* Exercise objective:
Repeat exactly, and only, the lines from the line containing "Type out the text in this image." through the last line of the records below, including both.
----------
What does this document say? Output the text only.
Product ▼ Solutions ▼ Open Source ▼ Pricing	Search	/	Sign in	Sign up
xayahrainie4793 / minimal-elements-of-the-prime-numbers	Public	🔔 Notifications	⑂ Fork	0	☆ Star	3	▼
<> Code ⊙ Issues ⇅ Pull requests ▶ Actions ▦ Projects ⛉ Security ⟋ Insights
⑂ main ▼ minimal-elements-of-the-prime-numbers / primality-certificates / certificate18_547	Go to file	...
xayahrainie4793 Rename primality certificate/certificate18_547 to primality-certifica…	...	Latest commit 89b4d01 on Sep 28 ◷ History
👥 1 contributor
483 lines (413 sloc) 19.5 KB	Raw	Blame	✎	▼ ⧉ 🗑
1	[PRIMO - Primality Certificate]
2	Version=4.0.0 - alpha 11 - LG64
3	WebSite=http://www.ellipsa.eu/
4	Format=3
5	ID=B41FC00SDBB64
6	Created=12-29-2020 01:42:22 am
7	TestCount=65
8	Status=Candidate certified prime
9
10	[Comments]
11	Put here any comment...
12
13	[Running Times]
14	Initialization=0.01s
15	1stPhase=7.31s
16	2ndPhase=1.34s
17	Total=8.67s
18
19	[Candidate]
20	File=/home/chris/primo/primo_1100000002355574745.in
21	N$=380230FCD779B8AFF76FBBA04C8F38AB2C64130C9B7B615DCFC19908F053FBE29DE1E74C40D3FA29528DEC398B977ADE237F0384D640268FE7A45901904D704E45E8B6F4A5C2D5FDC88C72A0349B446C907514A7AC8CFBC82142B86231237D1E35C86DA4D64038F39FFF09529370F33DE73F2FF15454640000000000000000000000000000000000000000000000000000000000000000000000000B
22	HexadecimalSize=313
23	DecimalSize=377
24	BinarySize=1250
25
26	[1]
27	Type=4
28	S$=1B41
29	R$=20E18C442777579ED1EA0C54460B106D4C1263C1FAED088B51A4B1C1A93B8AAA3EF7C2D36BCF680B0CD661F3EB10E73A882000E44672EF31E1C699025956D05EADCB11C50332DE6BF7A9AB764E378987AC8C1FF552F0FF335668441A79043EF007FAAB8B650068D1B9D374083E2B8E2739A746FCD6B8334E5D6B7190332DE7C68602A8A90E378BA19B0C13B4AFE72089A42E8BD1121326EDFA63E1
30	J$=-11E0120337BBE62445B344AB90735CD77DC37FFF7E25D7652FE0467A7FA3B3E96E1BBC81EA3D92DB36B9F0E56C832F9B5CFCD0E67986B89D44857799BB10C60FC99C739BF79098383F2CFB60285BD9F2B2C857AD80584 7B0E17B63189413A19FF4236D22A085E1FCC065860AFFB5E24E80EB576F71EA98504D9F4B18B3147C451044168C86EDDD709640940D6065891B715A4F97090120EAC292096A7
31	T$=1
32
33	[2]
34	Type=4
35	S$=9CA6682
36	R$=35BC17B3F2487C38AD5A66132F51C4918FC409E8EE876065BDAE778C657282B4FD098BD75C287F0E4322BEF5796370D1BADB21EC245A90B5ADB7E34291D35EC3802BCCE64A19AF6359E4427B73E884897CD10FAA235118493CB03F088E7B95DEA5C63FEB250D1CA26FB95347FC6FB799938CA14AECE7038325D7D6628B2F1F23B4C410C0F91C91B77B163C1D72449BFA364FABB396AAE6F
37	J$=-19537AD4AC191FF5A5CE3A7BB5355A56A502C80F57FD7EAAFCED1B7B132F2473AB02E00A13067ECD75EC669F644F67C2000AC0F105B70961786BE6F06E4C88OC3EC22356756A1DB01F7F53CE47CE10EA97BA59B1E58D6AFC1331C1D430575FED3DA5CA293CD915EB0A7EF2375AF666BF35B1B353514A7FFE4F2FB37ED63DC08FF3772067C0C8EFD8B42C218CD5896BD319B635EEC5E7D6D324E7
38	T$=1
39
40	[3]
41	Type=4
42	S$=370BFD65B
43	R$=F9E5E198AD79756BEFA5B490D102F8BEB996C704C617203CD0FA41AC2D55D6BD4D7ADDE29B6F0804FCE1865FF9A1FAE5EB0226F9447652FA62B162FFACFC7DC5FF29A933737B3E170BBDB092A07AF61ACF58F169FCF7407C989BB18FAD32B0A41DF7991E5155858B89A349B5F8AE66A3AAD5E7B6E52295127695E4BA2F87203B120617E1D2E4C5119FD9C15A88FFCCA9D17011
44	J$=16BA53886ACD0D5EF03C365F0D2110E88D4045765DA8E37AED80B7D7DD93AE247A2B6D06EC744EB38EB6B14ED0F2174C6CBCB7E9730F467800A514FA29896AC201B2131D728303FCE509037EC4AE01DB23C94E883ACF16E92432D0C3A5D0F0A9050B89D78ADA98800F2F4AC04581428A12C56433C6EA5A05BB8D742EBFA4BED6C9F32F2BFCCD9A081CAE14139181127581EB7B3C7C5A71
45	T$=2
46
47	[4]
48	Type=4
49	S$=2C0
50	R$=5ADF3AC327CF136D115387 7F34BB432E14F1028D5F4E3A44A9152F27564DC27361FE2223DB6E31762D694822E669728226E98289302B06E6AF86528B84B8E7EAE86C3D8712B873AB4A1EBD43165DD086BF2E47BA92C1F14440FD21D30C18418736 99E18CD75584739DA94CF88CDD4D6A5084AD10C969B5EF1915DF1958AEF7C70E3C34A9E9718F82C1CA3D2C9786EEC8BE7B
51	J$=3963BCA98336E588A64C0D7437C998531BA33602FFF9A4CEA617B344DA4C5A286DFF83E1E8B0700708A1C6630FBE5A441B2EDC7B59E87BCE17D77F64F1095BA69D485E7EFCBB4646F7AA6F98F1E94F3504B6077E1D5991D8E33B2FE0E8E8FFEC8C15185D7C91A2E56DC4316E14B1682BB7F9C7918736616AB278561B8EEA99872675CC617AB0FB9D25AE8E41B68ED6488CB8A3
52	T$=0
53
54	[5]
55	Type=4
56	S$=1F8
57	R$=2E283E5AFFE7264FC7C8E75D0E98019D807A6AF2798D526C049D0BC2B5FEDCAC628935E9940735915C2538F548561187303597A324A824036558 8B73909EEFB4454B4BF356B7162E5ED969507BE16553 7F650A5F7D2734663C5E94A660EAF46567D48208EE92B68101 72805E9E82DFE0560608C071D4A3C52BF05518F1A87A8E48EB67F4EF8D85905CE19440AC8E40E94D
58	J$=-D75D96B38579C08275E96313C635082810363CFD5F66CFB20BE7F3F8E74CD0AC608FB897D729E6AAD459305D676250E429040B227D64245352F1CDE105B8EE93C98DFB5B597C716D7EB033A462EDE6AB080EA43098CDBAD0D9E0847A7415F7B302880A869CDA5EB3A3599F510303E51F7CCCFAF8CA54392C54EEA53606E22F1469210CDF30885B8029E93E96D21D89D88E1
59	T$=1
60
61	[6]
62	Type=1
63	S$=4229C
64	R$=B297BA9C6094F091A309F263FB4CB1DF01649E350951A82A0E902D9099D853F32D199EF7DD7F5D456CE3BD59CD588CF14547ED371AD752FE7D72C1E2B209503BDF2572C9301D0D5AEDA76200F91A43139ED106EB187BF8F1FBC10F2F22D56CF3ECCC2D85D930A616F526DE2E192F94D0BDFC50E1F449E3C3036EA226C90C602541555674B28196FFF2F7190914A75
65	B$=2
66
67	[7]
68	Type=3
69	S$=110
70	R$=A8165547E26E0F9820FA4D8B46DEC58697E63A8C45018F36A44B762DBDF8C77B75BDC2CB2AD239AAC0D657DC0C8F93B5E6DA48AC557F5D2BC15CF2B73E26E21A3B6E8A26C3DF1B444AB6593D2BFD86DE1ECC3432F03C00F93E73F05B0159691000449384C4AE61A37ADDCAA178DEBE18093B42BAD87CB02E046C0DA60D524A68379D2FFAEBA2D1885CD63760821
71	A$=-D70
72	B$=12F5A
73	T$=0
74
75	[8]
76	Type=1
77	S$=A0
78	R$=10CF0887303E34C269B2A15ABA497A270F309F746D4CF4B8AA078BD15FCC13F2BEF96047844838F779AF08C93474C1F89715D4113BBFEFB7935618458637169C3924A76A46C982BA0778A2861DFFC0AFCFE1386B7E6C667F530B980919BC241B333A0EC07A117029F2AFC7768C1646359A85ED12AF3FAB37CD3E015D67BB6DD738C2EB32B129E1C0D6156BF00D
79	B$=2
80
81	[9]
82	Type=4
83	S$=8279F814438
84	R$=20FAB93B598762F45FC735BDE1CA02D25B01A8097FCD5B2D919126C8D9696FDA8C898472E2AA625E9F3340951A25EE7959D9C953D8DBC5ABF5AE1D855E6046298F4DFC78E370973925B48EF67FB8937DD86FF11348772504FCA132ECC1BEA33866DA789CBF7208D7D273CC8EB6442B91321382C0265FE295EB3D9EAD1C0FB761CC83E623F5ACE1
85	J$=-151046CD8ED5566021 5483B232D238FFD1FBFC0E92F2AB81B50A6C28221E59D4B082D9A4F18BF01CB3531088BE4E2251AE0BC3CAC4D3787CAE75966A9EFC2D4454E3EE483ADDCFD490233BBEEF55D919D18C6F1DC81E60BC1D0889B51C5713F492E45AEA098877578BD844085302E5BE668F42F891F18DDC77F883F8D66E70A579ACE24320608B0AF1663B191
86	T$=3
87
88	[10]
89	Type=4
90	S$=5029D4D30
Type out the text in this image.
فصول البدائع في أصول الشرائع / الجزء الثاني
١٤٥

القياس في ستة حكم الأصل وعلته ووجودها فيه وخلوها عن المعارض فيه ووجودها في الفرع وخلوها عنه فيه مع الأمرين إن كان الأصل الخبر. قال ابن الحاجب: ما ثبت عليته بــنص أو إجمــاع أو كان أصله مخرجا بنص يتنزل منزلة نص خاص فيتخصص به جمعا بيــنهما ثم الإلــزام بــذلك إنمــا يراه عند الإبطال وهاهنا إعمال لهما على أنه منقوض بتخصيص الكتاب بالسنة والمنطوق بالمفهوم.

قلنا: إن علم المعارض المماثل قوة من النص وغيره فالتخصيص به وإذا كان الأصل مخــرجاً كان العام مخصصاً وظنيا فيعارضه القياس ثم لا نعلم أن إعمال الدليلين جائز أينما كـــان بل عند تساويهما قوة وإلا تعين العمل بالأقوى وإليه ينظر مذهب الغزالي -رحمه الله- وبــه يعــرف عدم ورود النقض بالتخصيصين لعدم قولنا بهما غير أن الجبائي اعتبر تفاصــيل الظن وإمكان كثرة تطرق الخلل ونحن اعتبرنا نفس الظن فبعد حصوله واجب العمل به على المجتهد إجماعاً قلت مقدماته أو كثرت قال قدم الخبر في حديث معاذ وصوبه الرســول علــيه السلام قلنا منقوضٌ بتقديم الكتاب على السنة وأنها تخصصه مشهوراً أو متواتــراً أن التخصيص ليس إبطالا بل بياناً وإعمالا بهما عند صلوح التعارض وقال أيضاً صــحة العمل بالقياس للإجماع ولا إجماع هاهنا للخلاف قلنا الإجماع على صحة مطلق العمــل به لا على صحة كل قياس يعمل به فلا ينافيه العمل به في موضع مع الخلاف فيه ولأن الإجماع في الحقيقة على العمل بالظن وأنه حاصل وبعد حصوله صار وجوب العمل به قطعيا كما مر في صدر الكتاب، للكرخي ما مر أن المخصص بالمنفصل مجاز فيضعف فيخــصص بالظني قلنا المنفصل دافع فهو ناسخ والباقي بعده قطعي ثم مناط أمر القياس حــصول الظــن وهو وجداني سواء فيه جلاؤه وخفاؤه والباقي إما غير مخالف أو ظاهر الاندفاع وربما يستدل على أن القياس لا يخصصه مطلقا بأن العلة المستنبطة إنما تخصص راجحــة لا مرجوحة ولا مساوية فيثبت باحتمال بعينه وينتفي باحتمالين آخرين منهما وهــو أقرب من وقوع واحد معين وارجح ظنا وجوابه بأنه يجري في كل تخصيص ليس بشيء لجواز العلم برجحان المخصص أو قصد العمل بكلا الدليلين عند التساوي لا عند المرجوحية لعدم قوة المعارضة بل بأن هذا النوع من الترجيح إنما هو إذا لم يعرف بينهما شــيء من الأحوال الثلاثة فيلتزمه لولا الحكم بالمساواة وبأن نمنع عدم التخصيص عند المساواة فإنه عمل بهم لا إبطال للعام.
----------
* Written reply:
Type out the text in this image.
فصول البدائع في أصول الشرائع / الجزء الثاني
١٤٥

القياس في ستة حكم الأصل وعلته ووجودها فيه وخلوها عن المعارض فيه ووجودها في الفرع وخلوها عنه فيه مع الأمرين إن كان الأصل الخبر. قال ابن الحاجب: ما ثبت عليته بــنص أو إجمــاع أو كان أصله مخرجا بنص يتنزل منزلة نص خاص فيتخصص به جمعا بيــنهما ثم الإلــزام بــذلك إنمــا يراه عند الإبطال وهاهنا إعمال لهما على أنه منقوض بتخصيص الكتاب بالسنة والمنطوق بالمفهوم.

قلنا: إن علم المعارض المماثل قوة من النص وغيره فالتخصيص به وإذا كان الأصل مخــرجاً كان العام مخصصاً وظنيا فيعارضه القياس ثم لا نعلم أن إعمال الدليلين جائز أينما كـــان بل عند تساويهما قوة وإلا تعين العمل بالأقوى وإليه ينظر مذهب الغزالي -رحمه الله- وبــه يعــرف عدم ورود النقض بالتخصيصين لعدم قولنا بهما غير أن الجبائي اعتبر تفاصــيل الظن وإمكان كثرة تطرق الخلل ونحن اعتبرنا نفس الظن فبعد حصوله واجب العمل به على المجتهد إجماعاً قلت مقدماته أو كثرت قال قدم الخبر في حديث معاذ وصوبه الرســول علــيه السلام قلنا منقوضٌ بتقديم الكتاب على السنة وأنها تخصصه مشهوراً أو متواتــراً أن التخصيص ليس إبطالا بل بياناً وإعمالا بهما عند صلوح التعارض وقال أيضاً صــحة العمل بالقياس للإجماع ولا إجماع هاهنا للخلاف قلنا الإجماع على صحة مطلق العمــل به لا على صحة كل قياس يعمل به فلا ينافيه العمل به في موضع مع الخلاف فيه ولأن الإجماع في الحقيقة على العمل بالظن وأنه حاصل وبعد حصوله صار وجوب العمل به قطعيا كما مر في صدر الكتاب، للكرخي ما مر أن المخصص بالمنفصل مجاز فيضعف فيخــصص بالظني قلنا المنفصل دافع فهو ناسخ والباقي بعده قطعي ثم مناط أمر القياس حــصول الظــن وهو وجداني سواء فيه جلاؤه وخفاؤه والباقي إما غير مخالف أو ظاهر الاندفاع وربما يستدل على أن القياس لا يخصصه مطلقا بأن العلة المستنبطة إنما تخصص راجحــة لا مرجوحة ولا مساوية فيثبت باحتمال بعينه وينتفي باحتمالين آخرين منهما وهــو أقرب من وقوع واحد معين وارجح ظنا وجوابه بأنه يجري في كل تخصيص ليس بشيء لجواز العلم برجحان المخصص أو قصد العمل بكلا الدليلين عند التساوي لا عند المرجوحية لعدم قوة المعارضة بل بأن هذا النوع من الترجيح إنما هو إذا لم يعرف بينهما شــيء من الأحوال الثلاثة فيلتزمه لولا الحكم بالمساواة وبأن نمنع عدم التخصيص عند المساواة فإنه عمل بهم لا إبطال للعام.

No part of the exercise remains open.